RECORD LIST:

<<<<

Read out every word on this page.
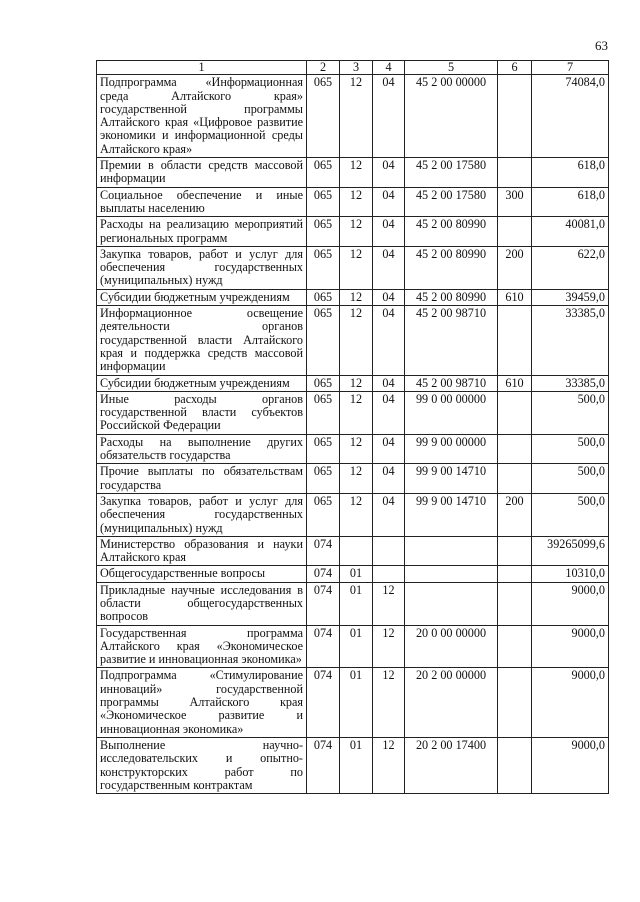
63
1	2	3	4	5	6	7
Подпрограмма «Информационная среда Алтайского края» государственной программы Алтайского края «Цифровое развитие экономики и информационной среды Алтайского края»	065	12	04	45 2 00 00000		74084,0
Премии в области средств массовой информации	065	12	04	45 2 00 17580		618,0
Социальное обеспечение и иные выплаты населению	065	12	04	45 2 00 17580	300	618,0
Расходы на реализацию мероприятий региональных программ	065	12	04	45 2 00 80990		40081,0
Закупка товаров, работ и услуг для обеспечения государственных (муниципальных) нужд	065	12	04	45 2 00 80990	200	622,0
Субсидии бюджетным учреждениям	065	12	04	45 2 00 80990	610	39459,0
Информационное освещение деятельности органов государственной власти Алтайского края и поддержка средств массовой информации	065	12	04	45 2 00 98710		33385,0
Субсидии бюджетным учреждениям	065	12	04	45 2 00 98710	610	33385,0
Иные расходы органов государственной власти субъектов Российской Федерации	065	12	04	99 0 00 00000		500,0
Расходы на выполнение других обязательств государства	065	12	04	99 9 00 00000		500,0
Прочие выплаты по обязательствам государства	065	12	04	99 9 00 14710		500,0
Закупка товаров, работ и услуг для обеспечения государственных (муниципальных) нужд	065	12	04	99 9 00 14710	200	500,0
Министерство образования и науки Алтайского края	074					39265099,6
Общегосударственные вопросы	074	01				10310,0
Прикладные научные исследования в области общегосударственных вопросов	074	01	12			9000,0
Государственная программа Алтайского края «Экономическое развитие и инновационная экономика»	074	01	12	20 0 00 00000		9000,0
Подпрограмма «Стимулирование инноваций» государственной программы Алтайского края «Экономическое развитие и инновационная экономика»	074	01	12	20 2 00 00000		9000,0
Выполнение научно-исследовательских и опытно-конструкторских работ по государственным контрактам	074	01	12	20 2 00 17400		9000,0
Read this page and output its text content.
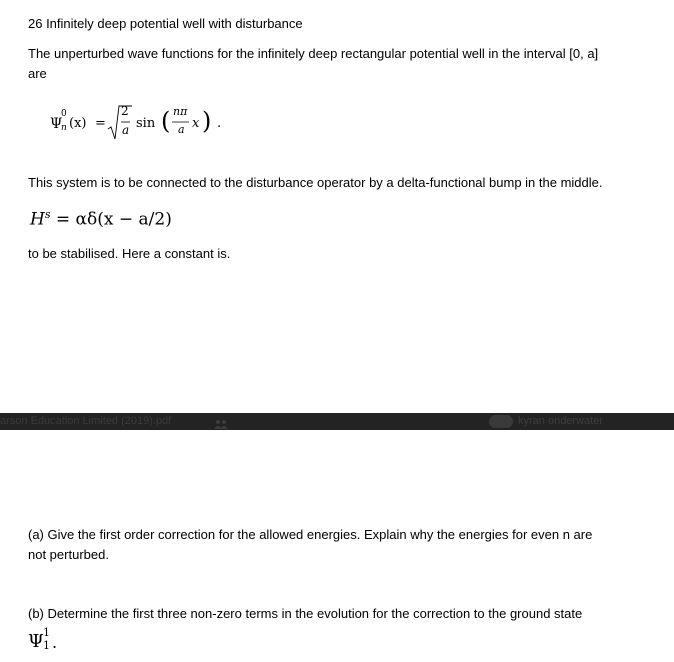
26 Infinitely deep potential well with disturbance
The unperturbed wave functions for the infinitely deep rectangular potential well in the interval [0, a]
are
Ψ
0
n (x) =
2
a sin ( nπ
a x ) .
This system is to be connected to the disturbance operator by a delta-functional bump in the middle.
$H^s = \alpha\delta(x - a/2)$
to be stabilised. Here a constant is.
arson Education Limited (2019).pdf	kyran onderwater
(a) Give the first order correction for the allowed energies. Explain why the energies for even n are
not perturbed.
(b) Determine the first three non-zero terms in the evolution for the correction to the ground state
Ψ 1
1 .
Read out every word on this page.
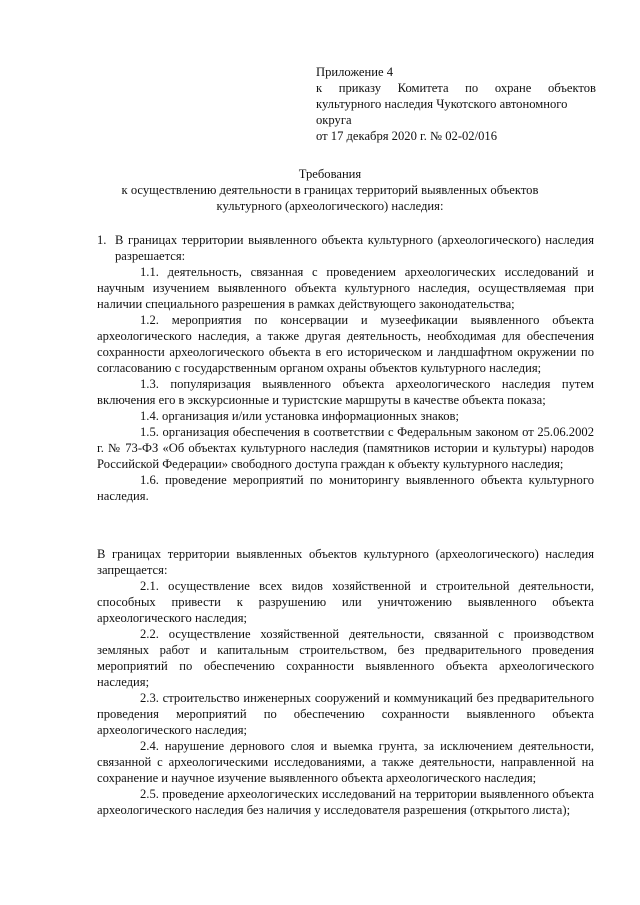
Приложение 4
к приказу Комитета по охране объектов
культурного наследия Чукотского автономного
округа
от 17 декабря 2020 г. № 02-02/016
Требования
к осуществлению деятельности в границах территорий выявленных объектов
культурного (археологического) наследия:

1. В границах территории выявленного объекта культурного (археологического) наследия разрешается:

1.1. деятельность, связанная с проведением археологических исследований и научным изучением выявленного объекта культурного наследия, осуществляемая при наличии специального разрешения в рамках действующего законодательства;

1.2. мероприятия по консервации и музеефикации выявленного объекта археологического наследия, а также другая деятельность, необходимая для обеспечения сохранности археологического объекта в его историческом и ландшафтном окружении по согласованию с государственным органом охраны объектов культурного наследия;

1.3. популяризация выявленного объекта археологического наследия путем включения его в экскурсионные и туристские маршруты в качестве объекта показа;

1.4. организация и/или установка информационных знаков;

1.5. организация обеспечения в соответствии с Федеральным законом от 25.06.2002 г. № 73-ФЗ «Об объектах культурного наследия (памятников истории и культуры) народов Российской Федерации» свободного доступа граждан к объекту культурного наследия;

1.6. проведение мероприятий по мониторингу выявленного объекта культурного наследия.

В границах территории выявленных объектов культурного (археологического) наследия запрещается:

2.1. осуществление всех видов хозяйственной и строительной деятельности, способных привести к разрушению или уничтожению выявленного объекта археологического наследия;

2.2. осуществление хозяйственной деятельности, связанной с производством земляных работ и капитальным строительством, без предварительного проведения мероприятий по обеспечению сохранности выявленного объекта археологического наследия;

2.3. строительство инженерных сооружений и коммуникаций без предварительного проведения мероприятий по обеспечению сохранности выявленного объекта археологического наследия;

2.4. нарушение дернового слоя и выемка грунта, за исключением деятельности, связанной с археологическими исследованиями, а также деятельности, направленной на сохранение и научное изучение выявленного объекта археологического наследия;

2.5. проведение археологических исследований на территории выявленного объекта археологического наследия без наличия у исследователя разрешения (открытого листа);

>>>>

WHAT YOU WILL DO:
Extract every line of the data exactly; pictures stay out.

EXPECTED ANSWER:
Read out every word on this page.
63
1	2	3	4	5	6	7
Подпрограмма «Информационная среда Алтайского края» государственной программы Алтайского края «Цифровое развитие экономики и информационной среды Алтайского края»	065	12	04	45 2 00 00000		74084,0
Премии в области средств массовой информации	065	12	04	45 2 00 17580		618,0
Социальное обеспечение и иные выплаты населению	065	12	04	45 2 00 17580	300	618,0
Расходы на реализацию мероприятий региональных программ	065	12	04	45 2 00 80990		40081,0
Закупка товаров, работ и услуг для обеспечения государственных (муниципальных) нужд	065	12	04	45 2 00 80990	200	622,0
Субсидии бюджетным учреждениям	065	12	04	45 2 00 80990	610	39459,0
Информационное освещение деятельности органов государственной власти Алтайского края и поддержка средств массовой информации	065	12	04	45 2 00 98710		33385,0
Субсидии бюджетным учреждениям	065	12	04	45 2 00 98710	610	33385,0
Иные расходы органов государственной власти субъектов Российской Федерации	065	12	04	99 0 00 00000		500,0
Расходы на выполнение других обязательств государства	065	12	04	99 9 00 00000		500,0
Прочие выплаты по обязательствам государства	065	12	04	99 9 00 14710		500,0
Закупка товаров, работ и услуг для обеспечения государственных (муниципальных) нужд	065	12	04	99 9 00 14710	200	500,0
Министерство образования и науки Алтайского края	074					39265099,6
Общегосударственные вопросы	074	01				10310,0
Прикладные научные исследования в области общегосударственных вопросов	074	01	12			9000,0
Государственная программа Алтайского края «Экономическое развитие и инновационная экономика»	074	01	12	20 0 00 00000		9000,0
Подпрограмма «Стимулирование инноваций» государственной программы Алтайского края «Экономическое развитие и инновационная экономика»	074	01	12	20 2 00 00000		9000,0
Выполнение научно-исследовательских и опытно-конструкторских работ по государственным контрактам	074	01	12	20 2 00 17400		9000,0
Read this page and output its text content.
26 Infinitely deep potential well with disturbance
The unperturbed wave functions for the infinitely deep rectangular potential well in the interval [0, a]
are
Ψ
0
n (x) =
2
a sin ( nπ
a x ) .
This system is to be connected to the disturbance operator by a delta-functional bump in the middle.
$H^s = \alpha\delta(x - a/2)$
to be stabilised. Here a constant is.
arson Education Limited (2019).pdf	kyran onderwater
(a) Give the first order correction for the allowed energies. Explain why the energies for even n are
not perturbed.
(b) Determine the first three non-zero terms in the evolution for the correction to the ground state
Ψ 1
1 .
Read out every word on this page.
Приложение 4
к приказу Комитета по охране объектов
культурного наследия Чукотского автономного
округа
от 17 декабря 2020 г. № 02-02/016
Требования
к осуществлению деятельности в границах территорий выявленных объектов
культурного (археологического) наследия:

1. В границах территории выявленного объекта культурного (археологического) наследия разрешается:

1.1. деятельность, связанная с проведением археологических исследований и научным изучением выявленного объекта культурного наследия, осуществляемая при наличии специального разрешения в рамках действующего законодательства;

1.2. мероприятия по консервации и музеефикации выявленного объекта археологического наследия, а также другая деятельность, необходимая для обеспечения сохранности археологического объекта в его историческом и ландшафтном окружении по согласованию с государственным органом охраны объектов культурного наследия;

1.3. популяризация выявленного объекта археологического наследия путем включения его в экскурсионные и туристские маршруты в качестве объекта показа;

1.4. организация и/или установка информационных знаков;

1.5. организация обеспечения в соответствии с Федеральным законом от 25.06.2002 г. № 73-ФЗ «Об объектах культурного наследия (памятников истории и культуры) народов Российской Федерации» свободного доступа граждан к объекту культурного наследия;

1.6. проведение мероприятий по мониторингу выявленного объекта культурного наследия.

В границах территории выявленных объектов культурного (археологического) наследия запрещается:

2.1. осуществление всех видов хозяйственной и строительной деятельности, способных привести к разрушению или уничтожению выявленного объекта археологического наследия;

2.2. осуществление хозяйственной деятельности, связанной с производством земляных работ и капитальным строительством, без предварительного проведения мероприятий по обеспечению сохранности выявленного объекта археологического наследия;

2.3. строительство инженерных сооружений и коммуникаций без предварительного проведения мероприятий по обеспечению сохранности выявленного объекта археологического наследия;

2.4. нарушение дернового слоя и выемка грунта, за исключением деятельности, связанной с археологическими исследованиями, а также деятельности, направленной на сохранение и научное изучение выявленного объекта археологического наследия;

2.5. проведение археологических исследований на территории выявленного объекта археологического наследия без наличия у исследователя разрешения (открытого листа);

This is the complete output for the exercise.